<<<<
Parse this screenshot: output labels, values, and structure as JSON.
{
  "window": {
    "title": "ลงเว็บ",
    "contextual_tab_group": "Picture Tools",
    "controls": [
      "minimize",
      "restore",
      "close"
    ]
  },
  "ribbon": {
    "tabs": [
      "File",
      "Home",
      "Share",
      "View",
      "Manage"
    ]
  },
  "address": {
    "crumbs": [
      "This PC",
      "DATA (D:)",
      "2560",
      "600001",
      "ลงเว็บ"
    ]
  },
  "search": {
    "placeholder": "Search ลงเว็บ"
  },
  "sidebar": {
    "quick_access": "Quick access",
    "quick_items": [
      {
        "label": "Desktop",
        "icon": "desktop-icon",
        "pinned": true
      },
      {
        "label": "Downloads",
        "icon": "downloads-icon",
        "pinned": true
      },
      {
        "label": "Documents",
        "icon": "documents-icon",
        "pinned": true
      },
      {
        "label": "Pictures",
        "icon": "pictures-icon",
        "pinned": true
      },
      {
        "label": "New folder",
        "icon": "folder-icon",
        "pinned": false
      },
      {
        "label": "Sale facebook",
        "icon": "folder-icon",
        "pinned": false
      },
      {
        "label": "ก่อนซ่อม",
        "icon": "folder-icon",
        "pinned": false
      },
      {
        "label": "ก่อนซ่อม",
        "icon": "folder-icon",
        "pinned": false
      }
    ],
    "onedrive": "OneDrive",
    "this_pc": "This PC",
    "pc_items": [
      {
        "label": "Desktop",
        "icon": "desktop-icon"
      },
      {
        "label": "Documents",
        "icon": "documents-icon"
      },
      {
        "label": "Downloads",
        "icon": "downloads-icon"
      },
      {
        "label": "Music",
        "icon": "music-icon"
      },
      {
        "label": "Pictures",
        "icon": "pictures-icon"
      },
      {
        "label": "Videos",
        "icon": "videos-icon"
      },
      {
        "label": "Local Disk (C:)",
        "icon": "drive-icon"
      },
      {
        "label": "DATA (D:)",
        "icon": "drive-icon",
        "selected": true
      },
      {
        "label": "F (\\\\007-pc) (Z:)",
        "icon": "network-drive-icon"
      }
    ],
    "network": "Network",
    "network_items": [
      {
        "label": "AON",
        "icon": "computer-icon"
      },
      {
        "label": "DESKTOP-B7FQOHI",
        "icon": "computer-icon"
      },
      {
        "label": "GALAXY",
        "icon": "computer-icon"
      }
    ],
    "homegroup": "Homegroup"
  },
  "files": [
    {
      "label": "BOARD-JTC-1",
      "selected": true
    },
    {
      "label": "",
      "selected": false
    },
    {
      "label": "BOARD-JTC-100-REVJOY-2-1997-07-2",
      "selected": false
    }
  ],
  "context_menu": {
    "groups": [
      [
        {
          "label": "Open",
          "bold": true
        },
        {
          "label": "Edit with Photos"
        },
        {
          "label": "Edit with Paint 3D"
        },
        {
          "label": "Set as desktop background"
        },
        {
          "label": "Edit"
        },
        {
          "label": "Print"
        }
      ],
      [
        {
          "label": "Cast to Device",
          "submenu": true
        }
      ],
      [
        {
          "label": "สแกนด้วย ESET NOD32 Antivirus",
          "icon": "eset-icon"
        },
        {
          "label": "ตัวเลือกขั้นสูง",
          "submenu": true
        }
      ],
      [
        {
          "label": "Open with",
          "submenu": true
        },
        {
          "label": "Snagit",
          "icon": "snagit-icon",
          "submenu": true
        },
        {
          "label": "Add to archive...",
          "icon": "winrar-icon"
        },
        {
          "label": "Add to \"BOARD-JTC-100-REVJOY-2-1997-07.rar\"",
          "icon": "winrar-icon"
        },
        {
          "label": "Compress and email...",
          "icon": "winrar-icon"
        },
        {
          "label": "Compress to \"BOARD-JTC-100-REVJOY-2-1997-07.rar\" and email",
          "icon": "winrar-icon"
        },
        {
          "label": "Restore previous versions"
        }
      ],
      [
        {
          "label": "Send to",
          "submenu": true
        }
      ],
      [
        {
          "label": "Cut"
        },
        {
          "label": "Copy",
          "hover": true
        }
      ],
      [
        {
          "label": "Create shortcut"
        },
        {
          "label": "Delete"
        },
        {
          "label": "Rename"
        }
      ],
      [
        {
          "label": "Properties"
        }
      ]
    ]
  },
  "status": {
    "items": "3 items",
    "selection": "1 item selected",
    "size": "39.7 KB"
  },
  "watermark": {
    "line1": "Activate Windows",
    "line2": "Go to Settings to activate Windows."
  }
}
>>>>
## EXERCISE AIM
Each line of the data must be retyped exactly.

## TASK RESPONSE
Parse this screenshot: output labels, values, and structure as JSON.
{
  "window": {
    "title": "ลงเว็บ",
    "contextual_tab_group": "Picture Tools",
    "controls": [
      "minimize",
      "restore",
      "close"
    ]
  },
  "ribbon": {
    "tabs": [
      "File",
      "Home",
      "Share",
      "View",
      "Manage"
    ]
  },
  "address": {
    "crumbs": [
      "This PC",
      "DATA (D:)",
      "2560",
      "600001",
      "ลงเว็บ"
    ]
  },
  "search": {
    "placeholder": "Search ลงเว็บ"
  },
  "sidebar": {
    "quick_access": "Quick access",
    "quick_items": [
      {
        "label": "Desktop",
        "icon": "desktop-icon",
        "pinned": true
      },
      {
        "label": "Downloads",
        "icon": "downloads-icon",
        "pinned": true
      },
      {
        "label": "Documents",
        "icon": "documents-icon",
        "pinned": true
      },
      {
        "label": "Pictures",
        "icon": "pictures-icon",
        "pinned": true
      },
      {
        "label": "New folder",
        "icon": "folder-icon",
        "pinned": false
      },
      {
        "label": "Sale facebook",
        "icon": "folder-icon",
        "pinned": false
      },
      {
        "label": "ก่อนซ่อม",
        "icon": "folder-icon",
        "pinned": false
      },
      {
        "label": "ก่อนซ่อม",
        "icon": "folder-icon",
        "pinned": false
      }
    ],
    "onedrive": "OneDrive",
    "this_pc": "This PC",
    "pc_items": [
      {
        "label": "Desktop",
        "icon": "desktop-icon"
      },
      {
        "label": "Documents",
        "icon": "documents-icon"
      },
      {
        "label": "Downloads",
        "icon": "downloads-icon"
      },
      {
        "label": "Music",
        "icon": "music-icon"
      },
      {
        "label": "Pictures",
        "icon": "pictures-icon"
      },
      {
        "label": "Videos",
        "icon": "videos-icon"
      },
      {
        "label": "Local Disk (C:)",
        "icon": "drive-icon"
      },
      {
        "label": "DATA (D:)",
        "icon": "drive-icon",
        "selected": true
      },
      {
        "label": "F (\\\\007-pc) (Z:)",
        "icon": "network-drive-icon"
      }
    ],
    "network": "Network",
    "network_items": [
      {
        "label": "AON",
        "icon": "computer-icon"
      },
      {
        "label": "DESKTOP-B7FQOHI",
        "icon": "computer-icon"
      },
      {
        "label": "GALAXY",
        "icon": "computer-icon"
      }
    ],
    "homegroup": "Homegroup"
  },
  "files": [
    {
      "label": "BOARD-JTC-1",
      "selected": true
    },
    {
      "label": "",
      "selected": false
    },
    {
      "label": "BOARD-JTC-100-REVJOY-2-1997-07-2",
      "selected": false
    }
  ],
  "context_menu": {
    "groups": [
      [
        {
          "label": "Open",
          "bold": true
        },
        {
          "label": "Edit with Photos"
        },
        {
          "label": "Edit with Paint 3D"
        },
        {
          "label": "Set as desktop background"
        },
        {
          "label": "Edit"
        },
        {
          "label": "Print"
        }
      ],
      [
        {
          "label": "Cast to Device",
          "submenu": true
        }
      ],
      [
        {
          "label": "สแกนด้วย ESET NOD32 Antivirus",
          "icon": "eset-icon"
        },
        {
          "label": "ตัวเลือกขั้นสูง",
          "submenu": true
        }
      ],
      [
        {
          "label": "Open with",
          "submenu": true
        },
        {
          "label": "Snagit",
          "icon": "snagit-icon",
          "submenu": true
        },
        {
          "label": "Add to archive...",
          "icon": "winrar-icon"
        },
        {
          "label": "Add to \"BOARD-JTC-100-REVJOY-2-1997-07.rar\"",
          "icon": "winrar-icon"
        },
        {
          "label": "Compress and email...",
          "icon": "winrar-icon"
        },
        {
          "label": "Compress to \"BOARD-JTC-100-REVJOY-2-1997-07.rar\" and email",
          "icon": "winrar-icon"
        },
        {
          "label": "Restore previous versions"
        }
      ],
      [
        {
          "label": "Send to",
          "submenu": true
        }
      ],
      [
        {
          "label": "Cut"
        },
        {
          "label": "Copy",
          "hover": true
        }
      ],
      [
        {
          "label": "Create shortcut"
        },
        {
          "label": "Delete"
        },
        {
          "label": "Rename"
        }
      ],
      [
        {
          "label": "Properties"
        }
      ]
    ]
  },
  "status": {
    "items": "3 items",
    "selection": "1 item selected",
    "size": "39.7 KB"
  },
  "watermark": {
    "line1": "Activate Windows",
    "line2": "Go to Settings to activate Windows."
  }
}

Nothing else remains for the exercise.